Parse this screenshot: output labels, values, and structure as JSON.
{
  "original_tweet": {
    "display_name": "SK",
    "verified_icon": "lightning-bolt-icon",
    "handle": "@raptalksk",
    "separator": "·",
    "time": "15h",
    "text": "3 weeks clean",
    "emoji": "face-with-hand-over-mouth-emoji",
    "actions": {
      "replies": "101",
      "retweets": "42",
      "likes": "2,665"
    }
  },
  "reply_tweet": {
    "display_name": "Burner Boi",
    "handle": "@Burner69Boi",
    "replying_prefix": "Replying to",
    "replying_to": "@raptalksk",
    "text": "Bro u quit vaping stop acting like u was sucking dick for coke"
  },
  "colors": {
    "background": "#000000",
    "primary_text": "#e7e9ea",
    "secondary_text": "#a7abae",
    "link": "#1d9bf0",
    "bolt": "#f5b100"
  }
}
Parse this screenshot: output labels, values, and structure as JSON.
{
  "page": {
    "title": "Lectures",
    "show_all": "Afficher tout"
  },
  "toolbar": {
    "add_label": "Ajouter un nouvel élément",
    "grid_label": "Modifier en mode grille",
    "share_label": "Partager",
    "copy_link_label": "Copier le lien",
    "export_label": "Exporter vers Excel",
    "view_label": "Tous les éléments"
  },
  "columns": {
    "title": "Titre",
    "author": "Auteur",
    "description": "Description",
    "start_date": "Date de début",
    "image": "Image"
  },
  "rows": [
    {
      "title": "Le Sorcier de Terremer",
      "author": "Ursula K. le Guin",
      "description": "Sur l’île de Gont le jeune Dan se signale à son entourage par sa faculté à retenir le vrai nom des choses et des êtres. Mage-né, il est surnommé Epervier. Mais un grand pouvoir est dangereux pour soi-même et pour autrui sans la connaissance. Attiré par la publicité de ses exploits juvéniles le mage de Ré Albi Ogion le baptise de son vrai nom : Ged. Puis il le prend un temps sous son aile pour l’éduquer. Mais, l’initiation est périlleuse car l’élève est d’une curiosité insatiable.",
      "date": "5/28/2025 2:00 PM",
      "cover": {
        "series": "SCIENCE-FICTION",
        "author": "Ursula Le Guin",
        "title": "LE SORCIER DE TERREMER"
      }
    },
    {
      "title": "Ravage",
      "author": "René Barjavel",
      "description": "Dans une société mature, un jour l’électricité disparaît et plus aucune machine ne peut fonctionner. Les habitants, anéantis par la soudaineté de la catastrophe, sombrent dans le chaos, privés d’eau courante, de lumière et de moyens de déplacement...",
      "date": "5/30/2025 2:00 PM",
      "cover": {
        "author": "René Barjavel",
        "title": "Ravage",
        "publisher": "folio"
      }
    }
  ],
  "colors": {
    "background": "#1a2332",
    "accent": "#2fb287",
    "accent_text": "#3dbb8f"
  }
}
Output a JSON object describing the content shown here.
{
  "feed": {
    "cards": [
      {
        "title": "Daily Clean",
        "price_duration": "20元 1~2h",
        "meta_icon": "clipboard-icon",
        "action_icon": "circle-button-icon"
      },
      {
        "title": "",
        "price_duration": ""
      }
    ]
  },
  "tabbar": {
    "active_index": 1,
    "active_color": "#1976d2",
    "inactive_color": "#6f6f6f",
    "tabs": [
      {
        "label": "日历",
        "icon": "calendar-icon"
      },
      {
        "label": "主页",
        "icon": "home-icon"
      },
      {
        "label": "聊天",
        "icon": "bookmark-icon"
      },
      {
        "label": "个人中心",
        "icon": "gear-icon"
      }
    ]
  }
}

= = = = =

### TASK STATEMENT
Copy out all of the records above with nothing altered.

### PROBLEM SOLUTION
Parse this screenshot: output labels, values, and structure as JSON.
{
  "original_tweet": {
    "display_name": "SK",
    "verified_icon": "lightning-bolt-icon",
    "handle": "@raptalksk",
    "separator": "·",
    "time": "15h",
    "text": "3 weeks clean",
    "emoji": "face-with-hand-over-mouth-emoji",
    "actions": {
      "replies": "101",
      "retweets": "42",
      "likes": "2,665"
    }
  },
  "reply_tweet": {
    "display_name": "Burner Boi",
    "handle": "@Burner69Boi",
    "replying_prefix": "Replying to",
    "replying_to": "@raptalksk",
    "text": "Bro u quit vaping stop acting like u was sucking dick for coke"
  },
  "colors": {
    "background": "#000000",
    "primary_text": "#e7e9ea",
    "secondary_text": "#a7abae",
    "link": "#1d9bf0",
    "bolt": "#f5b100"
  }
}
Parse this screenshot: output labels, values, and structure as JSON.
{
  "page": {
    "title": "Lectures",
    "show_all": "Afficher tout"
  },
  "toolbar": {
    "add_label": "Ajouter un nouvel élément",
    "grid_label": "Modifier en mode grille",
    "share_label": "Partager",
    "copy_link_label": "Copier le lien",
    "export_label": "Exporter vers Excel",
    "view_label": "Tous les éléments"
  },
  "columns": {
    "title": "Titre",
    "author": "Auteur",
    "description": "Description",
    "start_date": "Date de début",
    "image": "Image"
  },
  "rows": [
    {
      "title": "Le Sorcier de Terremer",
      "author": "Ursula K. le Guin",
      "description": "Sur l’île de Gont le jeune Dan se signale à son entourage par sa faculté à retenir le vrai nom des choses et des êtres. Mage-né, il est surnommé Epervier. Mais un grand pouvoir est dangereux pour soi-même et pour autrui sans la connaissance. Attiré par la publicité de ses exploits juvéniles le mage de Ré Albi Ogion le baptise de son vrai nom : Ged. Puis il le prend un temps sous son aile pour l’éduquer. Mais, l’initiation est périlleuse car l’élève est d’une curiosité insatiable.",
      "date": "5/28/2025 2:00 PM",
      "cover": {
        "series": "SCIENCE-FICTION",
        "author": "Ursula Le Guin",
        "title": "LE SORCIER DE TERREMER"
      }
    },
    {
      "title": "Ravage",
      "author": "René Barjavel",
      "description": "Dans une société mature, un jour l’électricité disparaît et plus aucune machine ne peut fonctionner. Les habitants, anéantis par la soudaineté de la catastrophe, sombrent dans le chaos, privés d’eau courante, de lumière et de moyens de déplacement...",
      "date": "5/30/2025 2:00 PM",
      "cover": {
        "author": "René Barjavel",
        "title": "Ravage",
        "publisher": "folio"
      }
    }
  ],
  "colors": {
    "background": "#1a2332",
    "accent": "#2fb287",
    "accent_text": "#3dbb8f"
  }
}
Output a JSON object describing the content shown here.
{
  "feed": {
    "cards": [
      {
        "title": "Daily Clean",
        "price_duration": "20元 1~2h",
        "meta_icon": "clipboard-icon",
        "action_icon": "circle-button-icon"
      },
      {
        "title": "",
        "price_duration": ""
      }
    ]
  },
  "tabbar": {
    "active_index": 1,
    "active_color": "#1976d2",
    "inactive_color": "#6f6f6f",
    "tabs": [
      {
        "label": "日历",
        "icon": "calendar-icon"
      },
      {
        "label": "主页",
        "icon": "home-icon"
      },
      {
        "label": "聊天",
        "icon": "bookmark-icon"
      },
      {
        "label": "个人中心",
        "icon": "gear-icon"
      }
    ]
  }
}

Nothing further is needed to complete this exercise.